→ AIM OF THE TASK: Copy the passage about the making of "Love Songs For Patriots" word for word, from "That fortuitous misunderstanding" up to and including "been overdoing it.".

→ PROVIDED PASSAGE:
== Segment start ==
That fortuitous misunderstanding did the trick. All five men report that the sessions which yielded “Love Songs For Patriots” were a breeze, despite Eitzel’s habit of frantically rewriting everything up to the last possible second (“If Mark could continually write the songs while he was singing them,” says Capelle, “he would do that”). The album’s title, like American Music Club’s name, is intended to convey a certain undertow of sarcasm. A couple of songs on “Love Songs For Patriots” boil with political anger; another, a spectacular Dylanesque invective called “Team USA”, was recorded but dropped. Eitzel explains that he thought that might have been overdoing it.
“I am furious,” he says, “but it’s boring how furious I am. A friend of mine was putting some songs on a TV show recently, and she asked if I could write something about home, and about warm feelings for home. But I picked up this book of photographs from Iraq, from before the war, and found I couldn’t write like that about a country which is destroying another country for no reason at all.”
== Segment end ==
Dataset entries
== Segment start ==
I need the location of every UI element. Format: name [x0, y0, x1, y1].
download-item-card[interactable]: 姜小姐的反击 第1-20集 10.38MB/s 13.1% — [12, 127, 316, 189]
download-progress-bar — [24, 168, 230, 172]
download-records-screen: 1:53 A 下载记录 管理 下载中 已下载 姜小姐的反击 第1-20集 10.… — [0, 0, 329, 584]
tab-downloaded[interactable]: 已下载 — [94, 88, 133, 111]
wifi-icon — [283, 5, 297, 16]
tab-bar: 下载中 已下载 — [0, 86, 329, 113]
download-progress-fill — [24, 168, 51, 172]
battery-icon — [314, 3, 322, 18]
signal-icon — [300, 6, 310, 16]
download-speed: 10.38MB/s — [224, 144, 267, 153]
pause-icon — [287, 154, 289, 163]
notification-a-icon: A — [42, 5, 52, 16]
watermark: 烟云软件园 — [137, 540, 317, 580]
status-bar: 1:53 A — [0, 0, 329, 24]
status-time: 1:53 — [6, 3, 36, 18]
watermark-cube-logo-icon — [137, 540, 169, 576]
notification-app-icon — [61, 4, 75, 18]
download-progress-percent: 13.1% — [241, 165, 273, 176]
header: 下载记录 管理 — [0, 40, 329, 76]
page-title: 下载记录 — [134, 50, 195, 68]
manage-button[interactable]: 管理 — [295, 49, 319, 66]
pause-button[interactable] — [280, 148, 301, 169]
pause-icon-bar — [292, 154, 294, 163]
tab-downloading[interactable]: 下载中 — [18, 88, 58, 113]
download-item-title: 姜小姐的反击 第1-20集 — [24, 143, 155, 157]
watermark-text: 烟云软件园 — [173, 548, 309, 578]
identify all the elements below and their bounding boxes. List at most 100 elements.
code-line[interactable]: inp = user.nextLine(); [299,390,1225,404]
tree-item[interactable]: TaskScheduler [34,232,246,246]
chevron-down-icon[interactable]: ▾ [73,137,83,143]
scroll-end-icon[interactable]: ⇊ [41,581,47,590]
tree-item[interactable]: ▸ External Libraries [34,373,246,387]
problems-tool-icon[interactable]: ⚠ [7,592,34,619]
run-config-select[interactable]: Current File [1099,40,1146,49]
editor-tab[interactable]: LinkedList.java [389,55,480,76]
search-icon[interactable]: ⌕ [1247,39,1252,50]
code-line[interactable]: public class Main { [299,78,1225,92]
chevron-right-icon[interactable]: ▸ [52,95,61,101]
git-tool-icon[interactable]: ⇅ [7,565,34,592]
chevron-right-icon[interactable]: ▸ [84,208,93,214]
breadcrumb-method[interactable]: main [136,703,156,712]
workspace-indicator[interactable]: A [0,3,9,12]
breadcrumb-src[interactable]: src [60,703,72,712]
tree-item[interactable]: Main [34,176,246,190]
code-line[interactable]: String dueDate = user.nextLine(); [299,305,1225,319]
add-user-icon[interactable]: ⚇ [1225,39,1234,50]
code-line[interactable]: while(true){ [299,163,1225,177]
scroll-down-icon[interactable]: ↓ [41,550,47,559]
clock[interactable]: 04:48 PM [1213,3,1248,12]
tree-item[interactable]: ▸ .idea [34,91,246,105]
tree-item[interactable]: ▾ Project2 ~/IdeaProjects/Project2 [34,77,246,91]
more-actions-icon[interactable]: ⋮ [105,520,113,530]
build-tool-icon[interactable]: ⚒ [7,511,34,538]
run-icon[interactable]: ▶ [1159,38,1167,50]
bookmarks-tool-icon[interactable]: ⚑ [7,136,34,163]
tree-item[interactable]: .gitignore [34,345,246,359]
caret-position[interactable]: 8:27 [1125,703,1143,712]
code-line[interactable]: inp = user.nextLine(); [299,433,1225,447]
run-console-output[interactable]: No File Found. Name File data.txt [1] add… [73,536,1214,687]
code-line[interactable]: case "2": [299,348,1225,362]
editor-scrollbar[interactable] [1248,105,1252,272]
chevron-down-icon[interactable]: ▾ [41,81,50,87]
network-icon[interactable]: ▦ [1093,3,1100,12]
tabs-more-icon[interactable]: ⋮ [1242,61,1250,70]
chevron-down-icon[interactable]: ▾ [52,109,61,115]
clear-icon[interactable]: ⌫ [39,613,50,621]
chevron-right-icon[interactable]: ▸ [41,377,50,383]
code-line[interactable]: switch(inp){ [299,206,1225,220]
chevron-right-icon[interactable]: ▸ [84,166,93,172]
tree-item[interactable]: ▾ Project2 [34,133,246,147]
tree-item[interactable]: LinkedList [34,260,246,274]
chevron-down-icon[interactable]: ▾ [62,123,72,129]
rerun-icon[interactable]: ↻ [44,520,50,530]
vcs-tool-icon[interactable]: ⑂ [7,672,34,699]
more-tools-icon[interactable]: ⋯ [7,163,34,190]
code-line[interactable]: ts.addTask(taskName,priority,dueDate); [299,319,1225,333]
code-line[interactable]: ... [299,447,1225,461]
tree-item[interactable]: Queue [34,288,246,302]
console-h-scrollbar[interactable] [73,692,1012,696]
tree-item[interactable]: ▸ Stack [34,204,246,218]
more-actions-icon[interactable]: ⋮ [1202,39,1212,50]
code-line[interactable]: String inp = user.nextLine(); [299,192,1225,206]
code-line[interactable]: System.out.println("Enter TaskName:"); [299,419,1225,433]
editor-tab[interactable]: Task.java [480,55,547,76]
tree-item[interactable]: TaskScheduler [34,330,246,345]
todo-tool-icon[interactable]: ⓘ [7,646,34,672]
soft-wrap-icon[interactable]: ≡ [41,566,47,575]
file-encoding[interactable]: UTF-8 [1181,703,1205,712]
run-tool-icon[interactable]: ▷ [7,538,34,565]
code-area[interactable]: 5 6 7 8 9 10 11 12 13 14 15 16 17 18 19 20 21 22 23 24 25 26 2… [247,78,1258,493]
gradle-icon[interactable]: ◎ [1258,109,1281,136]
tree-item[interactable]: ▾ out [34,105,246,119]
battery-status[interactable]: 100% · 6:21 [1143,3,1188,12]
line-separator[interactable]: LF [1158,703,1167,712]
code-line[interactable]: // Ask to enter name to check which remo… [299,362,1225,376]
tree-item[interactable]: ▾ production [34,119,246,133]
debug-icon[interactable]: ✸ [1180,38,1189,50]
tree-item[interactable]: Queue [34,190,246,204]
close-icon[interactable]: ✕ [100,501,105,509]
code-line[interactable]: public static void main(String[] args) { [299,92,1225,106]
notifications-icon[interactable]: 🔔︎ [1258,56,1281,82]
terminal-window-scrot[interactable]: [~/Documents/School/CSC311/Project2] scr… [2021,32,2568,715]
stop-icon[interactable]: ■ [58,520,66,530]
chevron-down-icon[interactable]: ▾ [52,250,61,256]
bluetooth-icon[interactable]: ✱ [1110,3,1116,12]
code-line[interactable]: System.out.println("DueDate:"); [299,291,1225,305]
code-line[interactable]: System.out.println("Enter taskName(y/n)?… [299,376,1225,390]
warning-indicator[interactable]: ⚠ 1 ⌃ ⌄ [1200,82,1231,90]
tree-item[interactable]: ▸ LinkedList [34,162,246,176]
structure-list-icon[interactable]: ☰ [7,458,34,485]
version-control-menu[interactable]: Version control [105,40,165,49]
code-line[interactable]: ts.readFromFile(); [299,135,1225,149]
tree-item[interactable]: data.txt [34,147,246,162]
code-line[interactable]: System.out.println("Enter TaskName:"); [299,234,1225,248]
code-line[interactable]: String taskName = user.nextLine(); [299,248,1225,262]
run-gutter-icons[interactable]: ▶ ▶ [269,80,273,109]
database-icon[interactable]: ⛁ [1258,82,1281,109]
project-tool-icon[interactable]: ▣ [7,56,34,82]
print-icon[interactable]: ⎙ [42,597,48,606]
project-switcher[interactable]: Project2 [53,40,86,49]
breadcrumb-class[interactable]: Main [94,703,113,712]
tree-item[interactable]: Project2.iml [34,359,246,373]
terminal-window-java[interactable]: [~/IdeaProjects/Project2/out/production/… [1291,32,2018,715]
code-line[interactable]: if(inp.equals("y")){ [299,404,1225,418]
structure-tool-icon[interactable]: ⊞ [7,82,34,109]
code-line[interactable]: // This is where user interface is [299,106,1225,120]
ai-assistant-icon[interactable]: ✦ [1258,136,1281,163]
== Segment end ==
→ TASK OUTPUT:
That fortuitous misunderstanding did the trick. All five men report that the sessions which yielded “Love Songs For Patriots” were a breeze, despite Eitzel’s habit of frantically rewriting everything up to the last possible second (“If Mark could continually write the songs while he was singing them,” says Capelle, “he would do that”). The album’s title, like American Music Club’s name, is intended to convey a certain undertow of sarcasm. A couple of songs on “Love Songs For Patriots” boil with political anger; another, a spectacular Dylanesque invective called “Team USA”, was recorded but dropped. Eitzel explains that he thought that might have been overdoing it.